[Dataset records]
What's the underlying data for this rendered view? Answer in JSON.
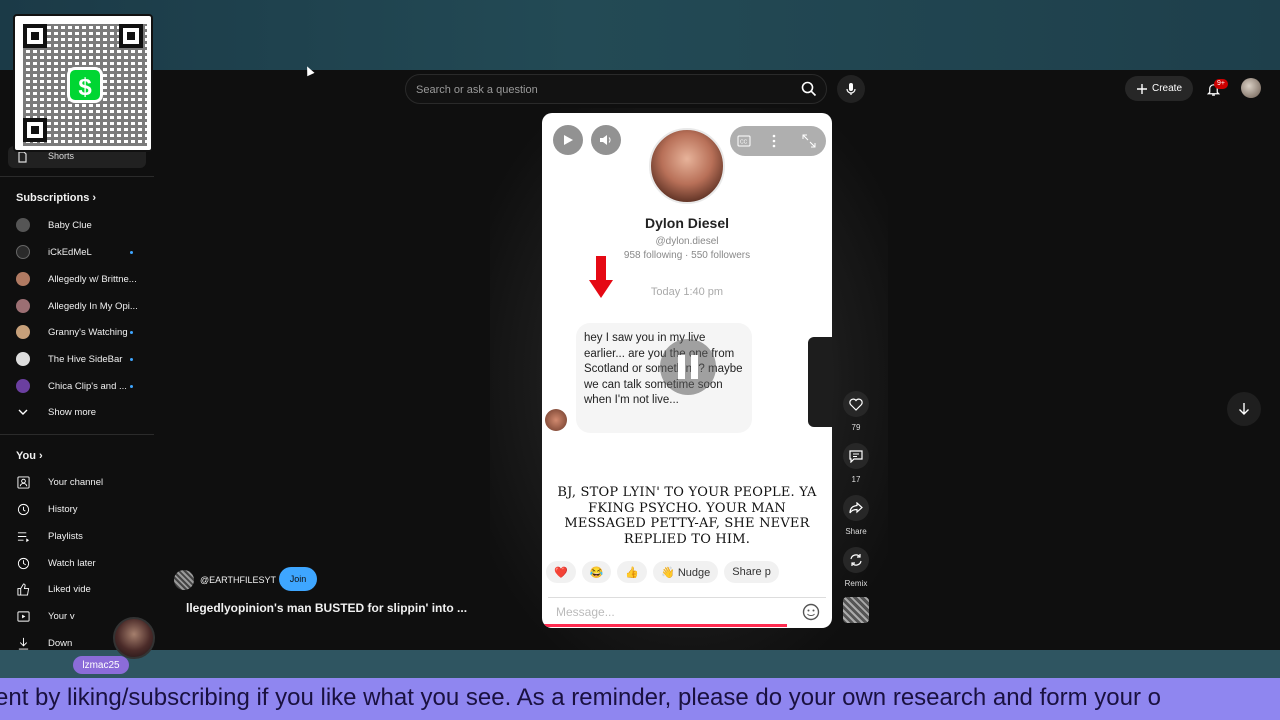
{
  "overlay": {
    "qr_logo": "$",
    "streamer_name": "lzmac25",
    "ticker_text": "ent by liking/subscribing if you like what you see. As a reminder, please do your own research and form your o"
  },
  "masthead": {
    "search_placeholder": "Search or ask a question",
    "create_label": "Create",
    "notification_badge": "9+"
  },
  "sidebar": {
    "shorts_label": "Shorts",
    "subscriptions_title": "Subscriptions",
    "subscriptions": [
      {
        "label": "Baby Clue",
        "color": "#555555"
      },
      {
        "label": "iCkEdMeL",
        "color": "#2a2a2a"
      },
      {
        "label": "Allegedly w/ Brittne...",
        "color": "#b07a62"
      },
      {
        "label": "Allegedly In My Opi...",
        "color": "#9c6f73"
      },
      {
        "label": "Granny's Watching",
        "color": "#c7a07a"
      },
      {
        "label": "The Hive SideBar",
        "color": "#dddddd"
      },
      {
        "label": "Chica Clip's and ...",
        "color": "#6b3fa0"
      }
    ],
    "show_more": "Show more",
    "you_title": "You",
    "you_items": [
      "Your channel",
      "History",
      "Playlists",
      "Watch later",
      "Liked vide",
      "Your v",
      "Down"
    ]
  },
  "video": {
    "profile_name": "Dylon Diesel",
    "profile_handle": "@dylon.diesel",
    "profile_stats": "958 following · 550 followers",
    "chat_time": "Today 1:40 pm",
    "message": "hey I saw you in my live earlier... are you the one from Scotland or something? maybe we can talk sometime soon when I'm not live...",
    "caption": "BJ, STOP LYIN' TO YOUR PEOPLE. YA FKING PSYCHO. YOUR MAN MESSAGED PETTY-AF, SHE NEVER REPLIED TO HIM.",
    "reactions": [
      "❤️",
      "😂",
      "👍",
      "👋 Nudge",
      "Share p"
    ],
    "message_placeholder": "Message..."
  },
  "rail": {
    "likes": "79",
    "comments": "17",
    "share": "Share",
    "remix": "Remix"
  },
  "channel": {
    "name": "@EARTHFILESYT",
    "join": "Join",
    "title": "llegedlyopinion's man BUSTED for slippin' into ..."
  }
}
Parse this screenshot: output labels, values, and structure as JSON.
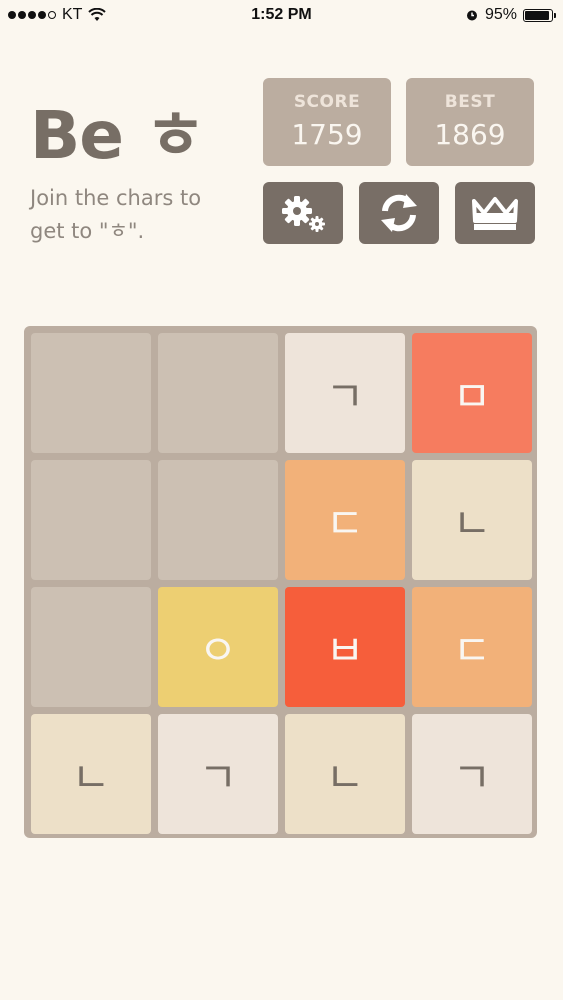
{
  "status": {
    "carrier": "KT",
    "time": "1:52 PM",
    "battery": "95%"
  },
  "header": {
    "title": "Be ㅎ",
    "subtitle_line1": "Join the chars to",
    "subtitle_line2": "get to \"ㅎ\"."
  },
  "score": {
    "label": "SCORE",
    "value": "1759"
  },
  "best": {
    "label": "BEST",
    "value": "1869"
  },
  "buttons": [
    "gear-icon",
    "refresh-icon",
    "crown-icon"
  ],
  "board": {
    "rows": [
      [
        "",
        "",
        "ㄱ",
        "ㅁ"
      ],
      [
        "",
        "",
        "ㄷ",
        "ㄴ"
      ],
      [
        "",
        "ㅇ",
        "ㅂ",
        "ㄷ"
      ],
      [
        "ㄴ",
        "ㄱ",
        "ㄴ",
        "ㄱ"
      ]
    ]
  },
  "colors": {
    "ㄱ": "#eee4da",
    "ㄴ": "#ede0c8",
    "ㄷ": "#f2b179",
    "ㅁ": "#f67c5f",
    "ㅂ": "#f65e3b",
    "ㅇ": "#edcf72",
    "empty": "#ccc0b3"
  }
}
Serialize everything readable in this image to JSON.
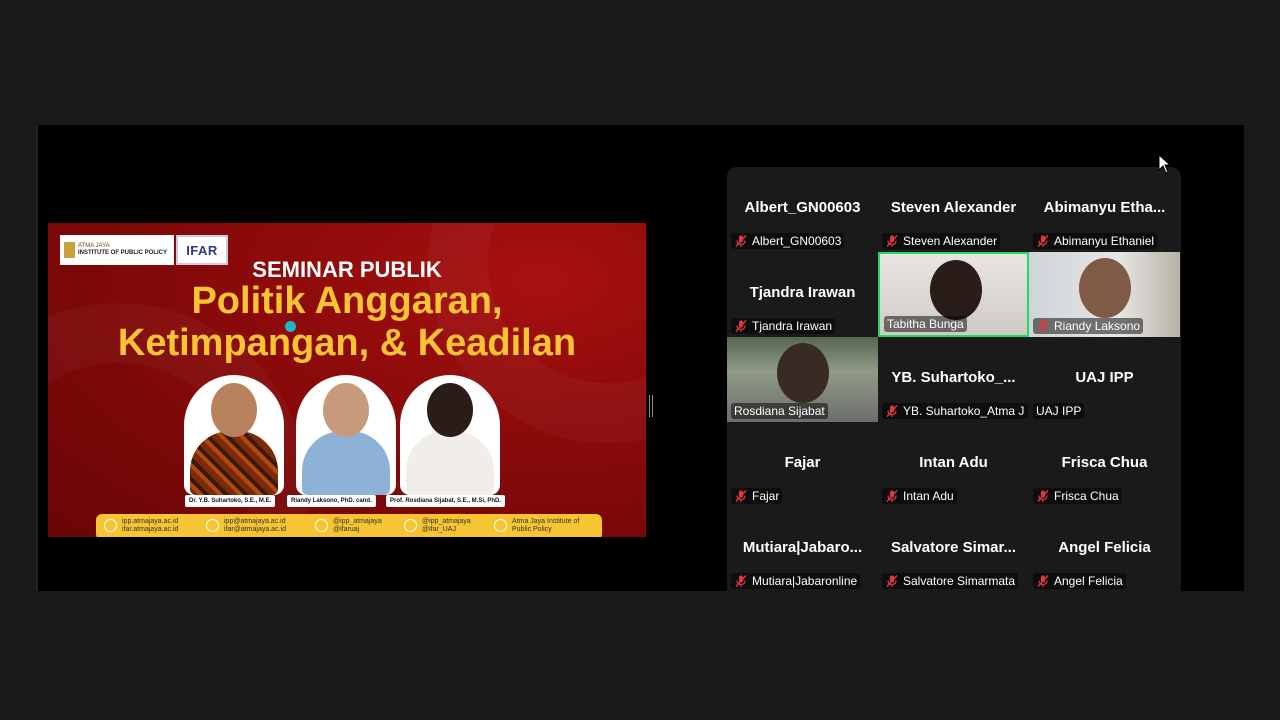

*Set task*: Reproduce all entries exactly. Pictures do not belong in the copy.

*The reply*:
What's the underlying data for this rendered view? Answer in JSON.
{
  "overlay": {
    "qr_logo": "$",
    "streamer_name": "lzmac25",
    "ticker_text": "ent by liking/subscribing if you like what you see. As a reminder, please do your own research and form your o"
  },
  "masthead": {
    "search_placeholder": "Search or ask a question",
    "create_label": "Create",
    "notification_badge": "9+"
  },
  "sidebar": {
    "shorts_label": "Shorts",
    "subscriptions_title": "Subscriptions",
    "subscriptions": [
      {
        "label": "Baby Clue",
        "color": "#555555"
      },
      {
        "label": "iCkEdMeL",
        "color": "#2a2a2a"
      },
      {
        "label": "Allegedly w/ Brittne...",
        "color": "#b07a62"
      },
      {
        "label": "Allegedly In My Opi...",
        "color": "#9c6f73"
      },
      {
        "label": "Granny's Watching",
        "color": "#c7a07a"
      },
      {
        "label": "The Hive SideBar",
        "color": "#dddddd"
      },
      {
        "label": "Chica Clip's and ...",
        "color": "#6b3fa0"
      }
    ],
    "show_more": "Show more",
    "you_title": "You",
    "you_items": [
      "Your channel",
      "History",
      "Playlists",
      "Watch later",
      "Liked vide",
      "Your v",
      "Down"
    ]
  },
  "video": {
    "profile_name": "Dylon Diesel",
    "profile_handle": "@dylon.diesel",
    "profile_stats": "958 following · 550 followers",
    "chat_time": "Today 1:40 pm",
    "message": "hey I saw you in my live earlier... are you the one from Scotland or something? maybe we can talk sometime soon when I'm not live...",
    "caption": "BJ, STOP LYIN' TO YOUR PEOPLE. YA FKING PSYCHO. YOUR MAN MESSAGED PETTY-AF, SHE NEVER REPLIED TO HIM.",
    "reactions": [
      "❤️",
      "😂",
      "👍",
      "👋 Nudge",
      "Share p"
    ],
    "message_placeholder": "Message..."
  },
  "rail": {
    "likes": "79",
    "comments": "17",
    "share": "Share",
    "remix": "Remix"
  },
  "channel": {
    "name": "@EARTHFILESYT",
    "join": "Join",
    "title": "llegedlyopinion's man BUSTED for slippin' into ..."
  }
}
Parse this screenshot: output labels, values, and structure as JSON.
{
  "status": {
    "carrier": "KT",
    "time": "1:52 PM",
    "battery": "95%"
  },
  "header": {
    "title": "Be ㅎ",
    "subtitle_line1": "Join the chars to",
    "subtitle_line2": "get to \"ㅎ\"."
  },
  "score": {
    "label": "SCORE",
    "value": "1759"
  },
  "best": {
    "label": "BEST",
    "value": "1869"
  },
  "buttons": [
    "gear-icon",
    "refresh-icon",
    "crown-icon"
  ],
  "board": {
    "rows": [
      [
        "",
        "",
        "ㄱ",
        "ㅁ"
      ],
      [
        "",
        "",
        "ㄷ",
        "ㄴ"
      ],
      [
        "",
        "ㅇ",
        "ㅂ",
        "ㄷ"
      ],
      [
        "ㄴ",
        "ㄱ",
        "ㄴ",
        "ㄱ"
      ]
    ]
  },
  "colors": {
    "ㄱ": "#eee4da",
    "ㄴ": "#ede0c8",
    "ㄷ": "#f2b179",
    "ㅁ": "#f67c5f",
    "ㅂ": "#f65e3b",
    "ㅇ": "#edcf72",
    "empty": "#ccc0b3"
  }
}
Serialize everything readable in this image to JSON.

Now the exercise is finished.